* **Task requirements**: Extract every entry word for word. Skip the pictures.

* **Data provided**:
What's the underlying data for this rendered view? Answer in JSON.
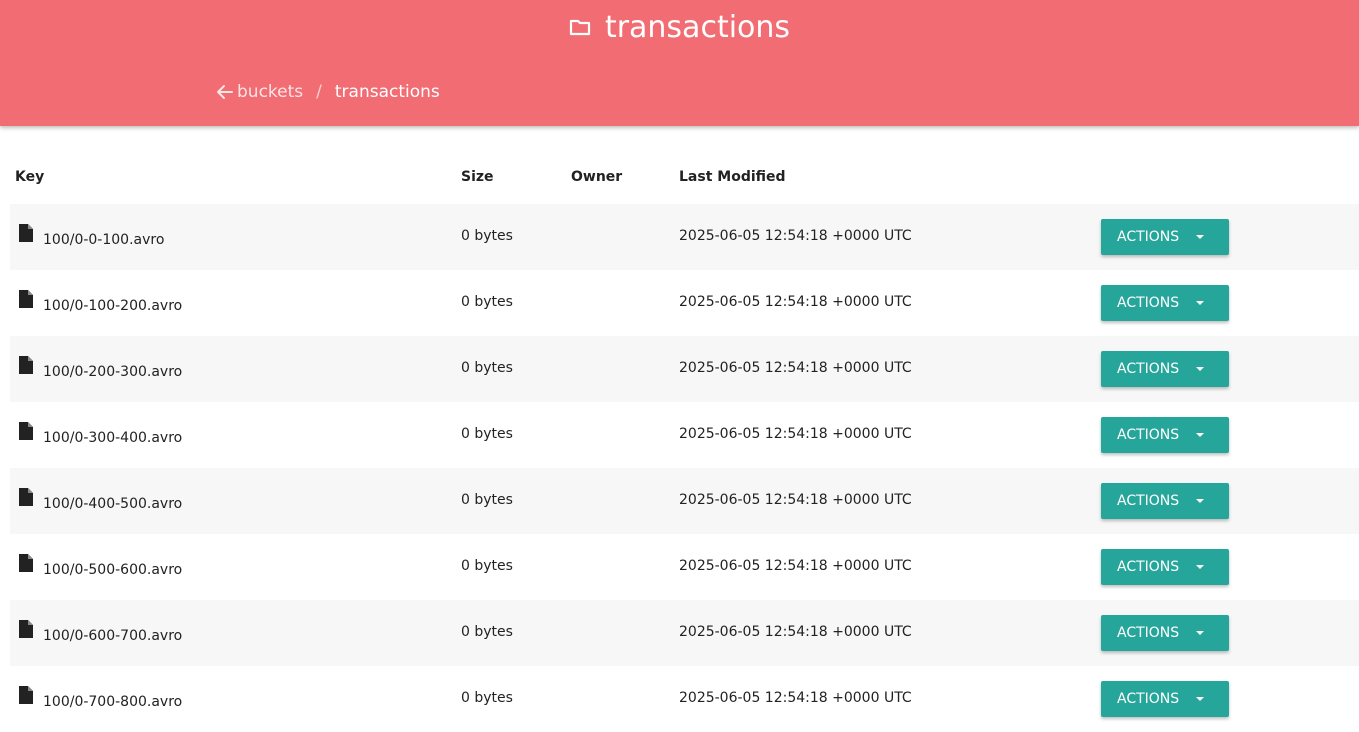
{
  "header": {
    "title": "transactions",
    "breadcrumb": {
      "back_label": "buckets",
      "separator": "/",
      "current": "transactions"
    },
    "background_color": "#f16d73"
  },
  "table": {
    "columns": {
      "key": "Key",
      "size": "Size",
      "owner": "Owner",
      "last_modified": "Last Modified"
    },
    "rows": [
      {
        "key": "100/0-0-100.avro",
        "size": "0 bytes",
        "owner": "",
        "last_modified": "2025-06-05 12:54:18 +0000 UTC",
        "action": "ACTIONS"
      },
      {
        "key": "100/0-100-200.avro",
        "size": "0 bytes",
        "owner": "",
        "last_modified": "2025-06-05 12:54:18 +0000 UTC",
        "action": "ACTIONS"
      },
      {
        "key": "100/0-200-300.avro",
        "size": "0 bytes",
        "owner": "",
        "last_modified": "2025-06-05 12:54:18 +0000 UTC",
        "action": "ACTIONS"
      },
      {
        "key": "100/0-300-400.avro",
        "size": "0 bytes",
        "owner": "",
        "last_modified": "2025-06-05 12:54:18 +0000 UTC",
        "action": "ACTIONS"
      },
      {
        "key": "100/0-400-500.avro",
        "size": "0 bytes",
        "owner": "",
        "last_modified": "2025-06-05 12:54:18 +0000 UTC",
        "action": "ACTIONS"
      },
      {
        "key": "100/0-500-600.avro",
        "size": "0 bytes",
        "owner": "",
        "last_modified": "2025-06-05 12:54:18 +0000 UTC",
        "action": "ACTIONS"
      },
      {
        "key": "100/0-600-700.avro",
        "size": "0 bytes",
        "owner": "",
        "last_modified": "2025-06-05 12:54:18 +0000 UTC",
        "action": "ACTIONS"
      },
      {
        "key": "100/0-700-800.avro",
        "size": "0 bytes",
        "owner": "",
        "last_modified": "2025-06-05 12:54:18 +0000 UTC",
        "action": "ACTIONS"
      }
    ],
    "action_button_color": "#26a69a"
  },
  "icons": {
    "title_icon": "folder-icon",
    "back_icon": "arrow-left-icon",
    "row_icon": "file-icon",
    "action_caret": "caret-down-icon"
  }
}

* **Task response**:
What's the underlying data for this rendered view? Answer in JSON.
{
  "header": {
    "title": "transactions",
    "breadcrumb": {
      "back_label": "buckets",
      "separator": "/",
      "current": "transactions"
    },
    "background_color": "#f16d73"
  },
  "table": {
    "columns": {
      "key": "Key",
      "size": "Size",
      "owner": "Owner",
      "last_modified": "Last Modified"
    },
    "rows": [
      {
        "key": "100/0-0-100.avro",
        "size": "0 bytes",
        "owner": "",
        "last_modified": "2025-06-05 12:54:18 +0000 UTC",
        "action": "ACTIONS"
      },
      {
        "key": "100/0-100-200.avro",
        "size": "0 bytes",
        "owner": "",
        "last_modified": "2025-06-05 12:54:18 +0000 UTC",
        "action": "ACTIONS"
      },
      {
        "key": "100/0-200-300.avro",
        "size": "0 bytes",
        "owner": "",
        "last_modified": "2025-06-05 12:54:18 +0000 UTC",
        "action": "ACTIONS"
      },
      {
        "key": "100/0-300-400.avro",
        "size": "0 bytes",
        "owner": "",
        "last_modified": "2025-06-05 12:54:18 +0000 UTC",
        "action": "ACTIONS"
      },
      {
        "key": "100/0-400-500.avro",
        "size": "0 bytes",
        "owner": "",
        "last_modified": "2025-06-05 12:54:18 +0000 UTC",
        "action": "ACTIONS"
      },
      {
        "key": "100/0-500-600.avro",
        "size": "0 bytes",
        "owner": "",
        "last_modified": "2025-06-05 12:54:18 +0000 UTC",
        "action": "ACTIONS"
      },
      {
        "key": "100/0-600-700.avro",
        "size": "0 bytes",
        "owner": "",
        "last_modified": "2025-06-05 12:54:18 +0000 UTC",
        "action": "ACTIONS"
      },
      {
        "key": "100/0-700-800.avro",
        "size": "0 bytes",
        "owner": "",
        "last_modified": "2025-06-05 12:54:18 +0000 UTC",
        "action": "ACTIONS"
      }
    ],
    "action_button_color": "#26a69a"
  },
  "icons": {
    "title_icon": "folder-icon",
    "back_icon": "arrow-left-icon",
    "row_icon": "file-icon",
    "action_caret": "caret-down-icon"
  }
}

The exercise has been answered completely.